Figure content listings
──────────

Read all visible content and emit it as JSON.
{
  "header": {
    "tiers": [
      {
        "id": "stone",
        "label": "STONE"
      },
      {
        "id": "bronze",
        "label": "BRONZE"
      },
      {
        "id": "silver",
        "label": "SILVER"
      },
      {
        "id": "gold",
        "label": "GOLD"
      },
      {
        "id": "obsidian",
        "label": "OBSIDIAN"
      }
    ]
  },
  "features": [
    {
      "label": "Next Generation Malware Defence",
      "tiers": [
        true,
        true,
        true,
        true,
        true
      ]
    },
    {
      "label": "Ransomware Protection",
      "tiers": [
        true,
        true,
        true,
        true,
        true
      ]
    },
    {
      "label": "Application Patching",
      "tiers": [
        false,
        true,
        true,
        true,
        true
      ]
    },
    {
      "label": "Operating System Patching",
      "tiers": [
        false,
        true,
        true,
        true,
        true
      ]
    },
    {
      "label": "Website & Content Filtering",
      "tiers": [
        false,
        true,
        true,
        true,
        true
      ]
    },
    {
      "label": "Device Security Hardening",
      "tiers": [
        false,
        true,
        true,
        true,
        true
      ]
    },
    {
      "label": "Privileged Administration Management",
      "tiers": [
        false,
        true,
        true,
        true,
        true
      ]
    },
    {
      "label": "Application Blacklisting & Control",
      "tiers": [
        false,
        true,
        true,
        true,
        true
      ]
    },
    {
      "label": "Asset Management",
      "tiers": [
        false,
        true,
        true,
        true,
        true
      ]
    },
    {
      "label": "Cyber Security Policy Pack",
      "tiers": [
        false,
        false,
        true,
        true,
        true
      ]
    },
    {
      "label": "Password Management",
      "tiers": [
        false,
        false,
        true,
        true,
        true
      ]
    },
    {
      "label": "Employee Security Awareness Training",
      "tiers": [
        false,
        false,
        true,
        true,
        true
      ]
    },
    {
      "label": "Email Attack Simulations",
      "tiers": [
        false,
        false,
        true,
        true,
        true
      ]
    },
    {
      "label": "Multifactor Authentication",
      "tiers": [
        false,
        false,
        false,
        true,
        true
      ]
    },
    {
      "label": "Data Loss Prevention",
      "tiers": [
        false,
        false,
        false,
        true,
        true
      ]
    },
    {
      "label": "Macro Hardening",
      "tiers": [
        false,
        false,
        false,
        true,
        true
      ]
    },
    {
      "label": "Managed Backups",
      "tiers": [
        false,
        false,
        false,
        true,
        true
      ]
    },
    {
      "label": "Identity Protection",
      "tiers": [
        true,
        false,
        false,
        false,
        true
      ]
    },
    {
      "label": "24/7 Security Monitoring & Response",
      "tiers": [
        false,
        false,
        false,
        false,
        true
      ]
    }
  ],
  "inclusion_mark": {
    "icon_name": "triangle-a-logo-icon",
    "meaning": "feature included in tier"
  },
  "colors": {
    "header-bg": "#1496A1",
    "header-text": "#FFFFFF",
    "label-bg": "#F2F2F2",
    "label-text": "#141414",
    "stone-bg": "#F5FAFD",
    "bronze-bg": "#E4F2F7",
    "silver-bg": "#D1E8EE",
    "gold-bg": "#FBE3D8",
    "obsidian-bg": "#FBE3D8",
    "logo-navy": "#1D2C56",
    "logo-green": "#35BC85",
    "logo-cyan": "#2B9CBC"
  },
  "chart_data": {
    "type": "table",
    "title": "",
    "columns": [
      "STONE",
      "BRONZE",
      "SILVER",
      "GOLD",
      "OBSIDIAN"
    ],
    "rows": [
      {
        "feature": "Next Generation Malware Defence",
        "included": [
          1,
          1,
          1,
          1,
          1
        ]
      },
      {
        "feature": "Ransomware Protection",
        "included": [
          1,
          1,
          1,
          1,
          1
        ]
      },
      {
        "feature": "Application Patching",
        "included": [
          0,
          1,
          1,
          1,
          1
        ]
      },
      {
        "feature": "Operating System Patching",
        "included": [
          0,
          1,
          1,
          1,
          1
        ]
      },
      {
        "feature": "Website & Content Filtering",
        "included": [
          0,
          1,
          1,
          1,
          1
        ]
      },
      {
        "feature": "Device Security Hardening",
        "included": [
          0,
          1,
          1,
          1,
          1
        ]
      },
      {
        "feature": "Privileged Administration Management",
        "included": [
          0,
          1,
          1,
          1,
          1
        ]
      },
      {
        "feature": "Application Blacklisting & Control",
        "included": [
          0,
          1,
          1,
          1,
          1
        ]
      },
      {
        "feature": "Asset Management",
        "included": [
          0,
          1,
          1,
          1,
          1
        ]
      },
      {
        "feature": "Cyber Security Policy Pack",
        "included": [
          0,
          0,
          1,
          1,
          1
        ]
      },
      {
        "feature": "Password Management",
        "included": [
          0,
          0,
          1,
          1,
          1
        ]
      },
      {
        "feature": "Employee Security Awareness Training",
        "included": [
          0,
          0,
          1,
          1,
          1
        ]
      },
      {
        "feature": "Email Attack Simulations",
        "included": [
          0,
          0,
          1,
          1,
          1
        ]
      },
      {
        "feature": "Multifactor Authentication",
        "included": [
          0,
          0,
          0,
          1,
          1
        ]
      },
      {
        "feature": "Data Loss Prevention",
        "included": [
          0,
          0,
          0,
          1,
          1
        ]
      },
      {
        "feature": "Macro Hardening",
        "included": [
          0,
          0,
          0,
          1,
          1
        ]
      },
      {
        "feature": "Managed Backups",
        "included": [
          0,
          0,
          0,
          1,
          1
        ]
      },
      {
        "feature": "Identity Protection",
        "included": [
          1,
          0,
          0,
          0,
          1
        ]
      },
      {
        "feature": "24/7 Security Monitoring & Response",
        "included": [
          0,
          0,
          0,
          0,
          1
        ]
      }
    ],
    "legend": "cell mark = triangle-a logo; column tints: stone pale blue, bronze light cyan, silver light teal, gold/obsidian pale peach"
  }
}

──────────

▶ Your instructions
From the entries, report each line that includes the word "Response".

▶ Answer
      "label": "24/7 Security Monitoring & Response",
        "feature": "24/7 Security Monitoring & Response",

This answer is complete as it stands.